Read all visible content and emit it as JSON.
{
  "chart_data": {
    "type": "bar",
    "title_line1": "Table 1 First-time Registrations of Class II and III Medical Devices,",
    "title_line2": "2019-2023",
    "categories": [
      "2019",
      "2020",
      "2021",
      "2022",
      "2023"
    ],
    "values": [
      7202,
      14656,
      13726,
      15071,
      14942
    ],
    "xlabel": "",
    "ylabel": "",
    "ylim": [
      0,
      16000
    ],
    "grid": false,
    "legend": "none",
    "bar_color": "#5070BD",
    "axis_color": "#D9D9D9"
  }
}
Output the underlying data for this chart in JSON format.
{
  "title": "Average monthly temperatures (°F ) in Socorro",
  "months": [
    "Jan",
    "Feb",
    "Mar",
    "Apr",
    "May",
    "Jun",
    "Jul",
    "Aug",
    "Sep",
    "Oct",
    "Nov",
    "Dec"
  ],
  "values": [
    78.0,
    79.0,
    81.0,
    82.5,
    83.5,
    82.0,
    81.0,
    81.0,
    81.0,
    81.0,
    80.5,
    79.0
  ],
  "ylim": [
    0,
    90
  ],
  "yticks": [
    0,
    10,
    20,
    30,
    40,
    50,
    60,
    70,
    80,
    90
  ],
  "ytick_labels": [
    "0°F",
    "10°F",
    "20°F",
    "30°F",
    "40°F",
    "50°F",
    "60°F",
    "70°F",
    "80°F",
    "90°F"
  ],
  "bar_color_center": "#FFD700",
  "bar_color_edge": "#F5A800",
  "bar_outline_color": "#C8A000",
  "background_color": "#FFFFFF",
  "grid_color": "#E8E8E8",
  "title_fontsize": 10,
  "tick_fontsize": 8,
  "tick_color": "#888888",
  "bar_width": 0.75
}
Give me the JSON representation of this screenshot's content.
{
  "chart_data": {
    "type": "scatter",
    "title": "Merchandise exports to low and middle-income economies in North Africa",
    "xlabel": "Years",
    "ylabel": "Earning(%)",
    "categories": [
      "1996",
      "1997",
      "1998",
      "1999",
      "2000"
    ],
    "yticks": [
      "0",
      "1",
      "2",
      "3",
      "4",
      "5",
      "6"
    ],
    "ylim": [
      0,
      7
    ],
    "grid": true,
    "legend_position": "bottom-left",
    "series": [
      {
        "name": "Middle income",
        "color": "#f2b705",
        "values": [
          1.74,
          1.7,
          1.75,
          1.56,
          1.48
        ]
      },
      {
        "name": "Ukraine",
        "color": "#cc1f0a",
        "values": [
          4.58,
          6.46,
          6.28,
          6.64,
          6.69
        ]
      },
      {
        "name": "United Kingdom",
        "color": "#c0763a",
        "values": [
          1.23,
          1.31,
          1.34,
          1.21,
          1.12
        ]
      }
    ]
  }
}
* * *
* _WHAT YOU NEED TO DO_
Repeat back the data above, exact to the last character.

* _SOLUTION BELOW_
Read all visible content and emit it as JSON.
{
  "chart_data": {
    "type": "bar",
    "title_line1": "Table 1 First-time Registrations of Class II and III Medical Devices,",
    "title_line2": "2019-2023",
    "categories": [
      "2019",
      "2020",
      "2021",
      "2022",
      "2023"
    ],
    "values": [
      7202,
      14656,
      13726,
      15071,
      14942
    ],
    "xlabel": "",
    "ylabel": "",
    "ylim": [
      0,
      16000
    ],
    "grid": false,
    "legend": "none",
    "bar_color": "#5070BD",
    "axis_color": "#D9D9D9"
  }
}
Output the underlying data for this chart in JSON format.
{
  "title": "Average monthly temperatures (°F ) in Socorro",
  "months": [
    "Jan",
    "Feb",
    "Mar",
    "Apr",
    "May",
    "Jun",
    "Jul",
    "Aug",
    "Sep",
    "Oct",
    "Nov",
    "Dec"
  ],
  "values": [
    78.0,
    79.0,
    81.0,
    82.5,
    83.5,
    82.0,
    81.0,
    81.0,
    81.0,
    81.0,
    80.5,
    79.0
  ],
  "ylim": [
    0,
    90
  ],
  "yticks": [
    0,
    10,
    20,
    30,
    40,
    50,
    60,
    70,
    80,
    90
  ],
  "ytick_labels": [
    "0°F",
    "10°F",
    "20°F",
    "30°F",
    "40°F",
    "50°F",
    "60°F",
    "70°F",
    "80°F",
    "90°F"
  ],
  "bar_color_center": "#FFD700",
  "bar_color_edge": "#F5A800",
  "bar_outline_color": "#C8A000",
  "background_color": "#FFFFFF",
  "grid_color": "#E8E8E8",
  "title_fontsize": 10,
  "tick_fontsize": 8,
  "tick_color": "#888888",
  "bar_width": 0.75
}
Give me the JSON representation of this screenshot's content.
{
  "chart_data": {
    "type": "scatter",
    "title": "Merchandise exports to low and middle-income economies in North Africa",
    "xlabel": "Years",
    "ylabel": "Earning(%)",
    "categories": [
      "1996",
      "1997",
      "1998",
      "1999",
      "2000"
    ],
    "yticks": [
      "0",
      "1",
      "2",
      "3",
      "4",
      "5",
      "6"
    ],
    "ylim": [
      0,
      7
    ],
    "grid": true,
    "legend_position": "bottom-left",
    "series": [
      {
        "name": "Middle income",
        "color": "#f2b705",
        "values": [
          1.74,
          1.7,
          1.75,
          1.56,
          1.48
        ]
      },
      {
        "name": "Ukraine",
        "color": "#cc1f0a",
        "values": [
          4.58,
          6.46,
          6.28,
          6.64,
          6.69
        ]
      },
      {
        "name": "United Kingdom",
        "color": "#c0763a",
        "values": [
          1.23,
          1.31,
          1.34,
          1.21,
          1.12
        ]
      }
    ]
  }
}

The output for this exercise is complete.